* _REQUIRED TASK_
In the material below, find every line with "System" and pull it out.

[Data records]
------------------------------
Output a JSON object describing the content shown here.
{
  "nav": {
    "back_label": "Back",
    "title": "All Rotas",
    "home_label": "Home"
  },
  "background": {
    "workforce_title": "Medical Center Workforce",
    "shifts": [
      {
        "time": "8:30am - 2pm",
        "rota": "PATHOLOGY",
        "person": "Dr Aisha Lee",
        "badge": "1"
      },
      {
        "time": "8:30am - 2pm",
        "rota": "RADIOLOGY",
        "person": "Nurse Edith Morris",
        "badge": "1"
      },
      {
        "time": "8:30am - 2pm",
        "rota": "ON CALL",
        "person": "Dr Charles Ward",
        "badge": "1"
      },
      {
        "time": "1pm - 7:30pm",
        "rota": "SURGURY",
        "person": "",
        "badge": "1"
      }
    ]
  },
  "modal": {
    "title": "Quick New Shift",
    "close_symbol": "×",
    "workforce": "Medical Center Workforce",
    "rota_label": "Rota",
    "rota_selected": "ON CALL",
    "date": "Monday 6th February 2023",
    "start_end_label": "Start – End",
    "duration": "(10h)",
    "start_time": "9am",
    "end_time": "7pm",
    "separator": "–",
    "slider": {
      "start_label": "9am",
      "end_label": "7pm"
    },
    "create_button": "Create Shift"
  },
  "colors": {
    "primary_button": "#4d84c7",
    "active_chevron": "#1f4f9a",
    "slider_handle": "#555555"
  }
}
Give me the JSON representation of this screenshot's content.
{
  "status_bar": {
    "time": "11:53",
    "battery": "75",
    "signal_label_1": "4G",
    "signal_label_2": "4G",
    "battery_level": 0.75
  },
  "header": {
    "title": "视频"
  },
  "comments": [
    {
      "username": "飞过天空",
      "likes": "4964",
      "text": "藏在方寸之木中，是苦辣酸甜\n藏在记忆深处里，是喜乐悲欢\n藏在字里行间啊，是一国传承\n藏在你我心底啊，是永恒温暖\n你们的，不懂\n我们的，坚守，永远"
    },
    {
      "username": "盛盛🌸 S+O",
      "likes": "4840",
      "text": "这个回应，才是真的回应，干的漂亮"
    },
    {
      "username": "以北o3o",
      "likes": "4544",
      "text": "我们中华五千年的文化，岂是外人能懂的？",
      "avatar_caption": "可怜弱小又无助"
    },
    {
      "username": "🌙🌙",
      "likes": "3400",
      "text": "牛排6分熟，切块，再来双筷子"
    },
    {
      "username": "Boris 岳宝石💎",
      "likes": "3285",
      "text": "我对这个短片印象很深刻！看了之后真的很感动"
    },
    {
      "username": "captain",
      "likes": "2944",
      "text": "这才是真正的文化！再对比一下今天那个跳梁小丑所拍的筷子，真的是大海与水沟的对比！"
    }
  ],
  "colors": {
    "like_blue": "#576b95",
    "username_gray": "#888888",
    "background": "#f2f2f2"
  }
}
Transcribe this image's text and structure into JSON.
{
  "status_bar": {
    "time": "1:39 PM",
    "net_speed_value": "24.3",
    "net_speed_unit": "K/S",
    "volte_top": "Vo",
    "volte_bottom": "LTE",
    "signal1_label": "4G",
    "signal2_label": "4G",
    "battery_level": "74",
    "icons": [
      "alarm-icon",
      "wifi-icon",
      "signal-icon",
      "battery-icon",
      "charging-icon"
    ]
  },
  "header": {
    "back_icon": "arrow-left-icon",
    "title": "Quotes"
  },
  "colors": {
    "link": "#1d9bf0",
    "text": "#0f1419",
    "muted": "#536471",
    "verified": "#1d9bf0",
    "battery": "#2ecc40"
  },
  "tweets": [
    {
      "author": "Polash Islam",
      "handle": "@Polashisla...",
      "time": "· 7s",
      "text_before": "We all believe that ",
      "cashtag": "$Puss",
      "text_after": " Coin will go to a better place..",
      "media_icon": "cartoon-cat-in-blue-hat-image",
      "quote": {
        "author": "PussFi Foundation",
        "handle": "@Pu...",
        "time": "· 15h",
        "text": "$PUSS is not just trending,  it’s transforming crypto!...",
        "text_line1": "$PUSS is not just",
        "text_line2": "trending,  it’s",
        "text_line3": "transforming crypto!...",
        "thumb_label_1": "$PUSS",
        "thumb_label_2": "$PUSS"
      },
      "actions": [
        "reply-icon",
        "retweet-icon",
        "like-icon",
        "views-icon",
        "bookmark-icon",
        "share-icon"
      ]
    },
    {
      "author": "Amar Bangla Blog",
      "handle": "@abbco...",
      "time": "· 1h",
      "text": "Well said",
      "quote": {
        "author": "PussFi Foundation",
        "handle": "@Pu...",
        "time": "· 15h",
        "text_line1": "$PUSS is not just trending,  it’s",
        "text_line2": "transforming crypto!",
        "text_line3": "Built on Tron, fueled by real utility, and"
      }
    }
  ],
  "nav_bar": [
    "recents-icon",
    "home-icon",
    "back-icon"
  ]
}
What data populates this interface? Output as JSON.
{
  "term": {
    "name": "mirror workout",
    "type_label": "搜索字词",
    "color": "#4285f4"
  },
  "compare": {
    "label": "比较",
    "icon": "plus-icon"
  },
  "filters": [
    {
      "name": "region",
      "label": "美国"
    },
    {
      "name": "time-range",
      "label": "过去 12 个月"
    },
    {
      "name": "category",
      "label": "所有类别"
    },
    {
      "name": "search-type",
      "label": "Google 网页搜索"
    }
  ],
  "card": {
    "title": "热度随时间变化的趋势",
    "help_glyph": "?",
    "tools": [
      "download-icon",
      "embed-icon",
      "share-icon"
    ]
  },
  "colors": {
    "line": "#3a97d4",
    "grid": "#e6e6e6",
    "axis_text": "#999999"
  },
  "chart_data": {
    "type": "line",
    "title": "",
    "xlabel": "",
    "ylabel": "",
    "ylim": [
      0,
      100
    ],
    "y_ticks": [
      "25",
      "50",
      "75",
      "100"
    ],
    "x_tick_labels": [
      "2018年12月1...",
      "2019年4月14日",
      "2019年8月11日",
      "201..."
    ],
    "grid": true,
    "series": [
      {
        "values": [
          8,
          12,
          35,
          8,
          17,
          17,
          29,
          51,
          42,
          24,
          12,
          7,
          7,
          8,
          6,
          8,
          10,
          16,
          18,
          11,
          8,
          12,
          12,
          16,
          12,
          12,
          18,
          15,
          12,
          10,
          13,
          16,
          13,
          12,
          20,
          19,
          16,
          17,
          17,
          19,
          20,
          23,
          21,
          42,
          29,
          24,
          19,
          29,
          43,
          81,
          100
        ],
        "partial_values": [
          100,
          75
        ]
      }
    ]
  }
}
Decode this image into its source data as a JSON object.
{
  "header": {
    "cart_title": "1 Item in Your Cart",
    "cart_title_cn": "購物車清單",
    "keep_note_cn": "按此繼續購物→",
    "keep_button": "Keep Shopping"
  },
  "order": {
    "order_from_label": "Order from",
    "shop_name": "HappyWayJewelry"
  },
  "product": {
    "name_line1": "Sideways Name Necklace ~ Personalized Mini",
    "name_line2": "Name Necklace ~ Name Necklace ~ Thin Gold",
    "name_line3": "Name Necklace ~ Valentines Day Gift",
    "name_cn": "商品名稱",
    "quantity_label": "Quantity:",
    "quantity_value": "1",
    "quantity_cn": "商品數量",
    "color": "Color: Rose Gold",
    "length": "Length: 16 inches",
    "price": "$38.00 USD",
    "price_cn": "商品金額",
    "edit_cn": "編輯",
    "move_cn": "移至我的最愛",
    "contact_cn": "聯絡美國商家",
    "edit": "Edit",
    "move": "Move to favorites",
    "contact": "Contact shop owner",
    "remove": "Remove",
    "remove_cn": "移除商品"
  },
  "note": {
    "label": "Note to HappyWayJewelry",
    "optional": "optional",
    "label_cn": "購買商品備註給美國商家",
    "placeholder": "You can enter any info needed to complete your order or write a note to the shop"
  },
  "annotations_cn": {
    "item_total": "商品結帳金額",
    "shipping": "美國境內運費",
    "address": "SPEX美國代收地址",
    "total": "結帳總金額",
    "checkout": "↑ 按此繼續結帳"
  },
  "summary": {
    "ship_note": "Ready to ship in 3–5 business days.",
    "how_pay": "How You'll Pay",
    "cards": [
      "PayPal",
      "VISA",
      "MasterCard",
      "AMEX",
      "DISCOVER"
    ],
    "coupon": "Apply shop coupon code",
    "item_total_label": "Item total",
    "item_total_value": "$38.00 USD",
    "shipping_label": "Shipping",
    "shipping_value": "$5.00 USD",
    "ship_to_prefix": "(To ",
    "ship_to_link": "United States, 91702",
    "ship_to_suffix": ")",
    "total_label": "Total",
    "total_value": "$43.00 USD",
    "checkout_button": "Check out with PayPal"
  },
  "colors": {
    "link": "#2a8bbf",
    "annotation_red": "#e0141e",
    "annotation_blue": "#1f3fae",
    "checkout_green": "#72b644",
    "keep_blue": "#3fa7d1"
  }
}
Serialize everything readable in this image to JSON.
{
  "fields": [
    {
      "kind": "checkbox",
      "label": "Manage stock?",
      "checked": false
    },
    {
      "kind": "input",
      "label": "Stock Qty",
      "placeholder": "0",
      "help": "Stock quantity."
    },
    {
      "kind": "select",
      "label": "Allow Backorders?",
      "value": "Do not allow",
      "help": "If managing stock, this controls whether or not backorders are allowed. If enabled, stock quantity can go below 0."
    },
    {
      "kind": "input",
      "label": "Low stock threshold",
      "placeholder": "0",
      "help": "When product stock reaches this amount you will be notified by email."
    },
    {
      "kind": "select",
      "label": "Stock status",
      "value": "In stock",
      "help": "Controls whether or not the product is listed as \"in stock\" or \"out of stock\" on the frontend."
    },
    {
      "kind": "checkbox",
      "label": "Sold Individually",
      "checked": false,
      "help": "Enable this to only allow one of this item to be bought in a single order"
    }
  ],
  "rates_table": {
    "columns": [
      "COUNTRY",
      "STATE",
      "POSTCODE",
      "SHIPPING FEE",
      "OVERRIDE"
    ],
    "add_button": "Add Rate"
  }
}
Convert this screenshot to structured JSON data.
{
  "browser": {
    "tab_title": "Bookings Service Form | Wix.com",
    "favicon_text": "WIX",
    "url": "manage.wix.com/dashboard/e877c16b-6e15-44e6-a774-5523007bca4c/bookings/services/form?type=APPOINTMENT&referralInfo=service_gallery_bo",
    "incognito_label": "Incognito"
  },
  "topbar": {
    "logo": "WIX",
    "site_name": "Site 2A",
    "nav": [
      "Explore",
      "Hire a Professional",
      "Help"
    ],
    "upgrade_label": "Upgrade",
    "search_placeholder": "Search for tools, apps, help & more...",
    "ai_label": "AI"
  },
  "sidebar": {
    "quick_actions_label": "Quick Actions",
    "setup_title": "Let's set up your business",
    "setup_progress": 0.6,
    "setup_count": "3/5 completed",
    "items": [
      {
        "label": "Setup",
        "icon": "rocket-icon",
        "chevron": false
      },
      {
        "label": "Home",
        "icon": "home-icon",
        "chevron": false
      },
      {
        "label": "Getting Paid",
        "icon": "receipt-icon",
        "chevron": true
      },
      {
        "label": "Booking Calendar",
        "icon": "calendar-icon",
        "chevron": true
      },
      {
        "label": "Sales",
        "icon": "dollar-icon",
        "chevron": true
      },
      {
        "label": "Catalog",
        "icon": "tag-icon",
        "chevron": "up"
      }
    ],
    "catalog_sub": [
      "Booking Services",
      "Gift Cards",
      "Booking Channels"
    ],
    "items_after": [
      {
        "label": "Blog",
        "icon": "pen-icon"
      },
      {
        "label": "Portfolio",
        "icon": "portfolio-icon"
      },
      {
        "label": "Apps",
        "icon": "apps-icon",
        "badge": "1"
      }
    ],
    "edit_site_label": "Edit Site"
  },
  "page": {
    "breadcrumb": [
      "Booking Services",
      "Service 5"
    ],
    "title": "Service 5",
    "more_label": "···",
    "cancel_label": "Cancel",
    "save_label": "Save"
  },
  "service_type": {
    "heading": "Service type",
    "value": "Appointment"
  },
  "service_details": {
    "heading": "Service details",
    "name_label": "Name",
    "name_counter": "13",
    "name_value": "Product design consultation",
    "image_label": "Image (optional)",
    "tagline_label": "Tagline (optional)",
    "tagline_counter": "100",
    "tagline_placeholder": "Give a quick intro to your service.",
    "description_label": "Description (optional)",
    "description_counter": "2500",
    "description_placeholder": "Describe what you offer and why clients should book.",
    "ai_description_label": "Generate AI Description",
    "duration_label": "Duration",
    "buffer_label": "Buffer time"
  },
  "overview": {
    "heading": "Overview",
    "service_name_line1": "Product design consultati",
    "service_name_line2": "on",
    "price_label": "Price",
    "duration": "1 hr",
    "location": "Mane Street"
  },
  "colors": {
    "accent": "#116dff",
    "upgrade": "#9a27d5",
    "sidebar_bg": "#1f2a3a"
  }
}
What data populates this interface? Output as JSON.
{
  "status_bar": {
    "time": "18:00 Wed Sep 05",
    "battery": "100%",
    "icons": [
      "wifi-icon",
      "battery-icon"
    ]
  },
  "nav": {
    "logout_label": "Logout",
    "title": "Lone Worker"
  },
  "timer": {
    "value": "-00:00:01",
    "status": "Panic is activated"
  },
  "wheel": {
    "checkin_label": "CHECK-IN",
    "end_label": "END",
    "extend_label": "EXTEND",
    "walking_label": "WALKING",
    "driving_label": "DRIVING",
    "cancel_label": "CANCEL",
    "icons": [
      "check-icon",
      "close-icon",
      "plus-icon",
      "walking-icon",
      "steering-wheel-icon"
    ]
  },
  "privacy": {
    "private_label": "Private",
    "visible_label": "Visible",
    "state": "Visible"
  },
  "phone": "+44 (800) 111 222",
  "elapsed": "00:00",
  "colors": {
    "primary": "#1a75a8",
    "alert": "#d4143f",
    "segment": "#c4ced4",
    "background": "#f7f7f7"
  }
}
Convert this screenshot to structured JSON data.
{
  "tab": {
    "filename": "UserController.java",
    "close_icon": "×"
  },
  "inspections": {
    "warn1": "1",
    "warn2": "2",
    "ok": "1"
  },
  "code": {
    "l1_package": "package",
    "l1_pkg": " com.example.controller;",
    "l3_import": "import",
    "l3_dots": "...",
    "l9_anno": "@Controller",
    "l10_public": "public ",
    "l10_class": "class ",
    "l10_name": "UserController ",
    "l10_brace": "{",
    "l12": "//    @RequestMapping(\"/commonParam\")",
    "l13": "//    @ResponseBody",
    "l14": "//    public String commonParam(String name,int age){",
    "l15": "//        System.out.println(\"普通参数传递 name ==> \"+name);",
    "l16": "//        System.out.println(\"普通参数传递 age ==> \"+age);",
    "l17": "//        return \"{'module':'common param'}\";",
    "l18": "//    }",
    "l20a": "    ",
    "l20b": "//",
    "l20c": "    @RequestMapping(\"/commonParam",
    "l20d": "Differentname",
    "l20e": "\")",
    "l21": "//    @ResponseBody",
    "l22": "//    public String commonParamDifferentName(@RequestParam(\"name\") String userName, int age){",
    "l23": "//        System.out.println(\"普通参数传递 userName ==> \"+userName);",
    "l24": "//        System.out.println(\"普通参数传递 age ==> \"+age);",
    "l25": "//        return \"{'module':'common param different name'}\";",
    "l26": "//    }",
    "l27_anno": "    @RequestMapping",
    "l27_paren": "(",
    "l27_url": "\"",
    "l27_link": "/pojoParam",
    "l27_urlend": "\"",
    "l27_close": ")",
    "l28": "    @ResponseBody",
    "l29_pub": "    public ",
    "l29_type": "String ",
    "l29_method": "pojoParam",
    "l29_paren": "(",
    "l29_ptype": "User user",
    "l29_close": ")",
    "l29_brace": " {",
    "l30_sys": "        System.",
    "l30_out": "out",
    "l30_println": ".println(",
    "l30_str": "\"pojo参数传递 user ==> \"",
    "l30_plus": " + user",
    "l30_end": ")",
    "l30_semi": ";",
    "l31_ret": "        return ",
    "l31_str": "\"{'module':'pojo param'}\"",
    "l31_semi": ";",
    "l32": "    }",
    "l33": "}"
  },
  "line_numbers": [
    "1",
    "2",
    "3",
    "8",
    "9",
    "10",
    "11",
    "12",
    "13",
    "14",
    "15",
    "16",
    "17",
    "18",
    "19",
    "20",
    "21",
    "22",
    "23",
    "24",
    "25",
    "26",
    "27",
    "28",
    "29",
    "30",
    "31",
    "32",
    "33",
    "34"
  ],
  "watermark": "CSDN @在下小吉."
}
------------------------------
* _CORRECT RESPONSE_
    "l15": "//        System.out.println(\"普通参数传递 name ==> \"+name);",
    "l16": "//        System.out.println(\"普通参数传递 age ==> \"+age);",
    "l23": "//        System.out.println(\"普通参数传递 userName ==> \"+userName);",
    "l24": "//        System.out.println(\"普通参数传递 age ==> \"+age);",
    "l30_sys": "        System.",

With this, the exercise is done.